Set problem -> Write out the material again word for word, dropping any images it holds.

Extracted information ->
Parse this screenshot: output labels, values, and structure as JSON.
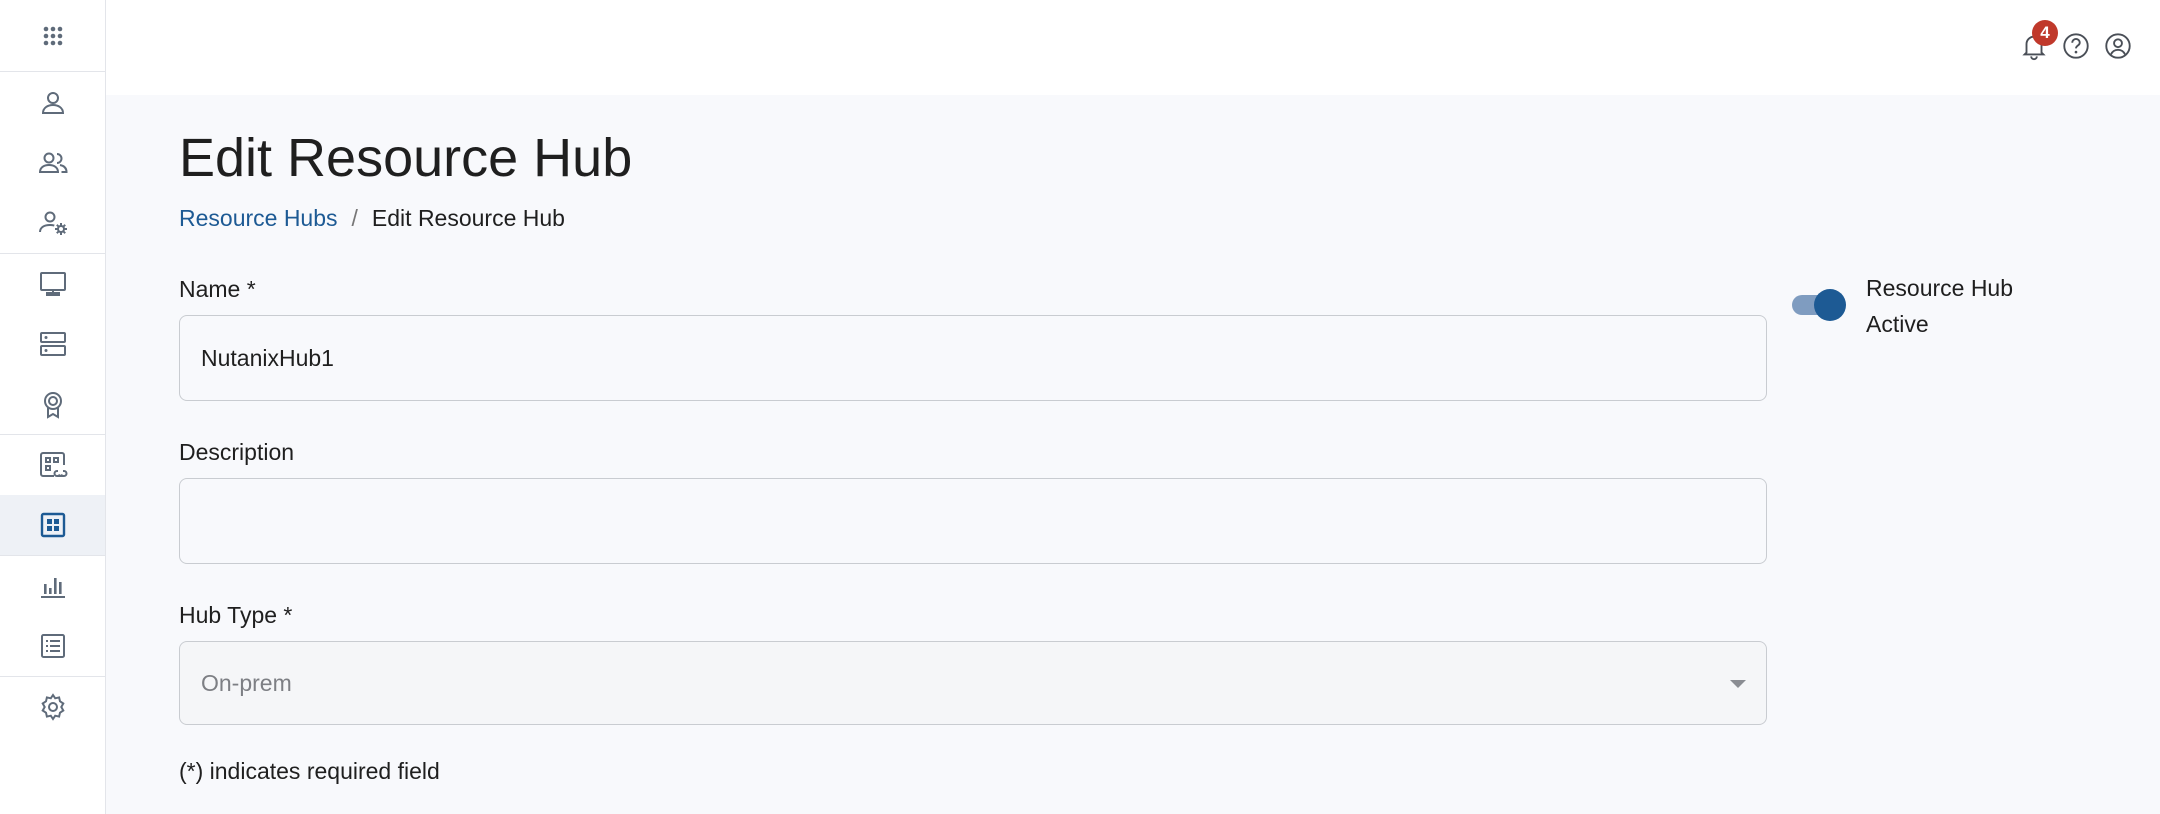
{
  "notifications": {
    "count": "4"
  },
  "page": {
    "title": "Edit Resource Hub",
    "breadcrumb": {
      "parent": "Resource Hubs",
      "separator": "/",
      "current": "Edit Resource Hub"
    }
  },
  "form": {
    "name": {
      "label": "Name *",
      "value": "NutanixHub1"
    },
    "description": {
      "label": "Description",
      "value": ""
    },
    "hub_type": {
      "label": "Hub Type *",
      "value": "On-prem"
    },
    "required_note": "(*) indicates required field"
  },
  "toggle": {
    "label": "Resource Hub Active",
    "on": true
  },
  "colors": {
    "accent": "#1d5a94",
    "badge": "#c0392b",
    "toggle_track": "#7f9cc0"
  },
  "sidebar": {
    "items": [
      {
        "icon": "apps-grid-icon"
      },
      {
        "icon": "user-icon"
      },
      {
        "icon": "users-icon"
      },
      {
        "icon": "user-settings-icon"
      },
      {
        "icon": "monitor-icon"
      },
      {
        "icon": "server-icon"
      },
      {
        "icon": "certificate-icon"
      },
      {
        "icon": "linked-apps-icon"
      },
      {
        "icon": "resource-hub-icon",
        "active": true
      },
      {
        "icon": "bar-chart-icon"
      },
      {
        "icon": "list-icon"
      },
      {
        "icon": "gear-icon"
      }
    ]
  }
}
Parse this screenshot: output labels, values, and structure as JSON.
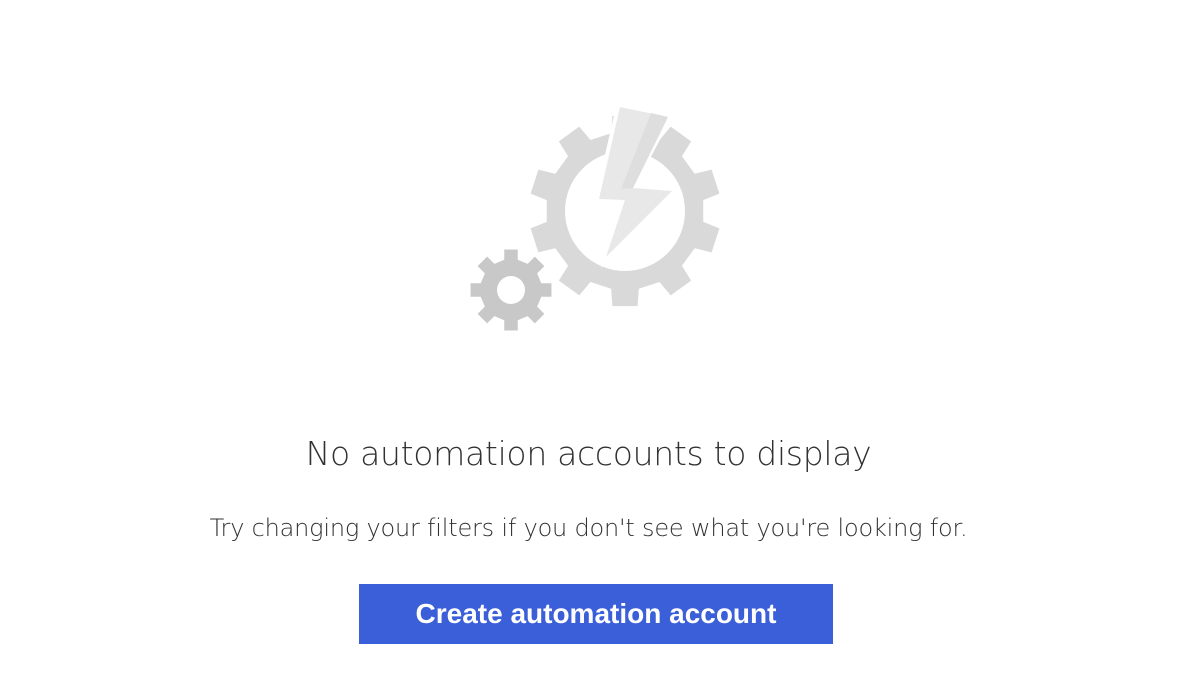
{
  "empty_state": {
    "illustration_icon": "automation-gears-lightning-icon",
    "headline": "No automation accounts to display",
    "subtext": "Try changing your filters if you don't see what you're looking for.",
    "create_button_label": "Create automation account"
  },
  "colors": {
    "accent": "#3b5fd9",
    "gear_large": "#d9d9d9",
    "gear_small": "#c8c8c8",
    "bolt": "#e8e8e8",
    "text": "#323130"
  }
}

Answer for the task ->
Parse this screenshot: output labels, values, and structure as JSON.
{
  "notifications": {
    "count": "4"
  },
  "page": {
    "title": "Edit Resource Hub",
    "breadcrumb": {
      "parent": "Resource Hubs",
      "separator": "/",
      "current": "Edit Resource Hub"
    }
  },
  "form": {
    "name": {
      "label": "Name *",
      "value": "NutanixHub1"
    },
    "description": {
      "label": "Description",
      "value": ""
    },
    "hub_type": {
      "label": "Hub Type *",
      "value": "On-prem"
    },
    "required_note": "(*) indicates required field"
  },
  "toggle": {
    "label": "Resource Hub Active",
    "on": true
  },
  "colors": {
    "accent": "#1d5a94",
    "badge": "#c0392b",
    "toggle_track": "#7f9cc0"
  },
  "sidebar": {
    "items": [
      {
        "icon": "apps-grid-icon"
      },
      {
        "icon": "user-icon"
      },
      {
        "icon": "users-icon"
      },
      {
        "icon": "user-settings-icon"
      },
      {
        "icon": "monitor-icon"
      },
      {
        "icon": "server-icon"
      },
      {
        "icon": "certificate-icon"
      },
      {
        "icon": "linked-apps-icon"
      },
      {
        "icon": "resource-hub-icon",
        "active": true
      },
      {
        "icon": "bar-chart-icon"
      },
      {
        "icon": "list-icon"
      },
      {
        "icon": "gear-icon"
      }
    ]
  }
}
Parse this screenshot: output labels, values, and structure as JSON.
{
  "empty_state": {
    "illustration_icon": "automation-gears-lightning-icon",
    "headline": "No automation accounts to display",
    "subtext": "Try changing your filters if you don't see what you're looking for.",
    "create_button_label": "Create automation account"
  },
  "colors": {
    "accent": "#3b5fd9",
    "gear_large": "#d9d9d9",
    "gear_small": "#c8c8c8",
    "bolt": "#e8e8e8",
    "text": "#323130"
  }
}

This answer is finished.